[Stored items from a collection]

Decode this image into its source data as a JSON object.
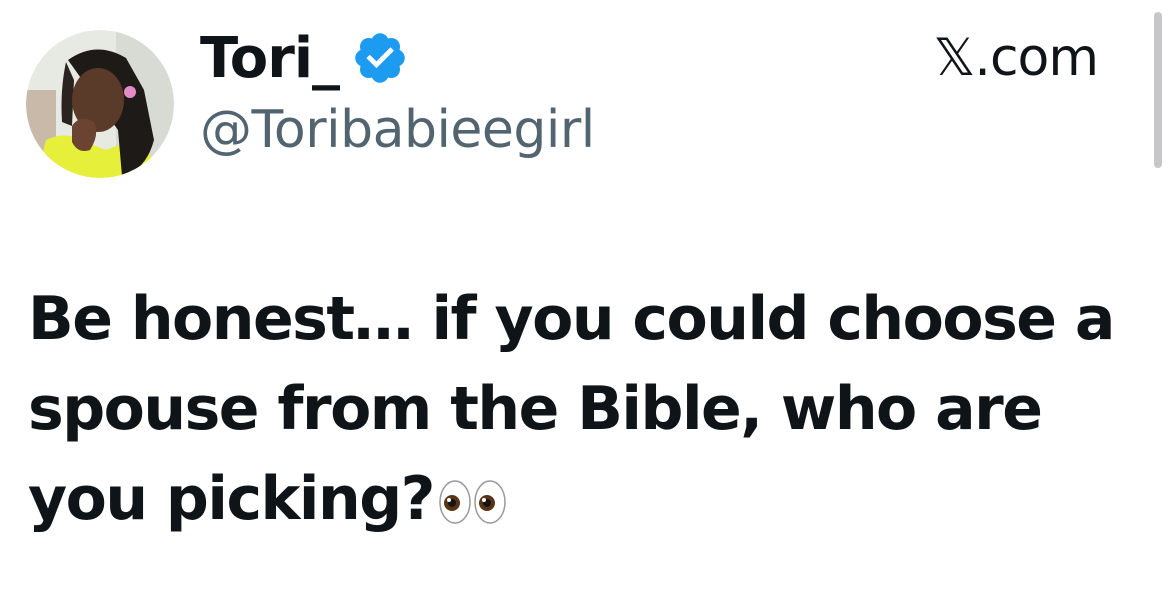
{
  "author": {
    "display_name": "Tori_",
    "handle": "@Toribabieegirl",
    "verified": true,
    "avatar_icon": "profile-photo"
  },
  "site": {
    "label": "𝕏.com"
  },
  "tweet": {
    "text": "Be honest… if you could choose a spouse from the Bible, who are you picking?",
    "emoji": "👀"
  },
  "colors": {
    "text_primary": "#0f1419",
    "text_secondary": "#536471",
    "verified_blue": "#1d9bf0"
  }
}
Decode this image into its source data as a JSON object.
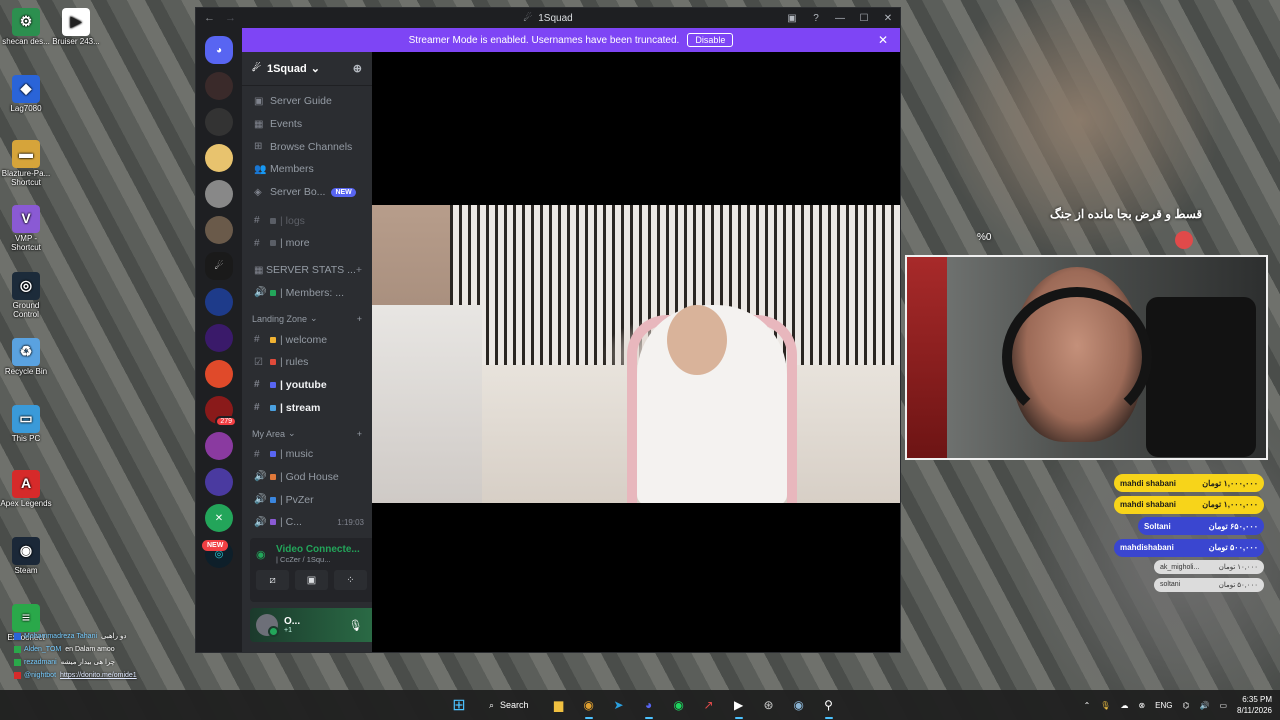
{
  "desktop": {
    "icons": [
      {
        "label": "shecan des...",
        "glyph": "⚙",
        "color": "#2c8f4f"
      },
      {
        "label": "Bruiser 243...",
        "glyph": "▶",
        "color": "#ffffff"
      },
      {
        "label": "Lag7080",
        "glyph": "◆",
        "color": "#2a64d8"
      },
      {
        "label": "Blazture-Pa... Shortcut",
        "glyph": "▬",
        "color": "#d6a43a"
      },
      {
        "label": "VMP - Shortcut",
        "glyph": "V",
        "color": "#8a5ad4"
      },
      {
        "label": "Ground Control",
        "glyph": "◎",
        "color": "#1c2b3a"
      },
      {
        "label": "Recycle Bin",
        "glyph": "♻",
        "color": "#5aa2e0"
      },
      {
        "label": "This PC",
        "glyph": "▭",
        "color": "#3a9ad9"
      },
      {
        "label": "Apex Legends",
        "glyph": "A",
        "color": "#d62a2a"
      },
      {
        "label": "Steam",
        "glyph": "◉",
        "color": "#1b2838"
      },
      {
        "label": "Excoonect",
        "glyph": "≡",
        "color": "#2aa84a"
      }
    ]
  },
  "chat": {
    "lines": [
      {
        "nick": "Mohammadreza Tahani",
        "text": "دو راهبی",
        "marker": "#2a64d8"
      },
      {
        "nick": "Alden_TOM",
        "text": "en Dalam amoo",
        "marker": "#2aa84a"
      },
      {
        "nick": "rezadmani",
        "text": "چرا هی بیدار میشه",
        "marker": "#2aa84a"
      },
      {
        "nick": "@nightbot",
        "text": "",
        "marker": "#d62a2a",
        "link": "https://donito.me/omide1"
      }
    ]
  },
  "discord": {
    "window_title": "1Squad",
    "banner": {
      "text": "Streamer Mode is enabled. Usernames have been truncated.",
      "button": "Disable"
    },
    "server_name": "1Squad",
    "nav_items": [
      {
        "icon": "▣",
        "label": "Server Guide"
      },
      {
        "icon": "▦",
        "label": "Events"
      },
      {
        "icon": "⊞",
        "label": "Browse Channels"
      },
      {
        "icon": "👥",
        "label": "Members"
      },
      {
        "icon": "◈",
        "label": "Server Bo...",
        "badge": "NEW"
      }
    ],
    "channels_top": [
      {
        "icon": "#",
        "label": "| logs",
        "state": "dim"
      },
      {
        "icon": "#",
        "label": "| more",
        "state": "normal"
      }
    ],
    "category_stats": "SERVER STATS ...",
    "stats_channel": "| Members: ...",
    "category_landing": "Landing Zone",
    "landing_channels": [
      {
        "icon": "#",
        "label": "| welcome",
        "state": "normal",
        "emoji_color": "#f0b232"
      },
      {
        "icon": "☑",
        "label": "| rules",
        "state": "normal",
        "emoji_color": "#e04a3a"
      },
      {
        "icon": "#",
        "label": "| youtube",
        "state": "bright",
        "emoji_color": "#5865f2"
      },
      {
        "icon": "#",
        "label": "| stream",
        "state": "bright",
        "emoji_color": "#4aa0e0"
      }
    ],
    "category_myarea": "My Area",
    "myarea_channels": [
      {
        "icon": "#",
        "label": "| music",
        "emoji_color": "#5865f2"
      },
      {
        "icon": "🔊",
        "label": "| God House",
        "emoji_color": "#e0783a"
      },
      {
        "icon": "🔊",
        "label": "| PvZer",
        "emoji_color": "#3a86e0"
      },
      {
        "icon": "🔊",
        "label": "| C...",
        "emoji_color": "#8a5ad4",
        "timer": "1:19:03"
      }
    ],
    "rail_new_badge": "NEW",
    "rail_badge_count": "279",
    "voice": {
      "title": "Video Connecte...",
      "subtitle": "| CcZer / 1Squ..."
    },
    "user": {
      "name": "O...",
      "status": "+1"
    }
  },
  "overlay": {
    "marquee": "قسط و قرض بجا مانده از جنگ",
    "percent": "%0",
    "donations": [
      {
        "name": "mahdi shabani",
        "amount": "۱,۰۰۰,۰۰۰ تومان",
        "style": "yellow"
      },
      {
        "name": "mahdi shabani",
        "amount": "۱,۰۰۰,۰۰۰ تومان",
        "style": "yellow"
      },
      {
        "name": "Soltani",
        "amount": "۶۵۰,۰۰۰ تومان",
        "style": "blue"
      },
      {
        "name": "mahdishabani",
        "amount": "۵۰۰,۰۰۰ تومان",
        "style": "blue"
      },
      {
        "name": "ak_migholi...",
        "amount": "۱۰,۰۰۰ تومان",
        "style": "grey"
      },
      {
        "name": "soltani",
        "amount": "۵۰,۰۰۰ تومان",
        "style": "grey"
      }
    ]
  },
  "taskbar": {
    "search_label": "Search",
    "language": "ENG",
    "time": "6:35 PM",
    "date": "8/11/2026"
  }
}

TO BE DONE ->
Report the number of lines above containing the word "Members", with no other text.

THE ANSWER ->
2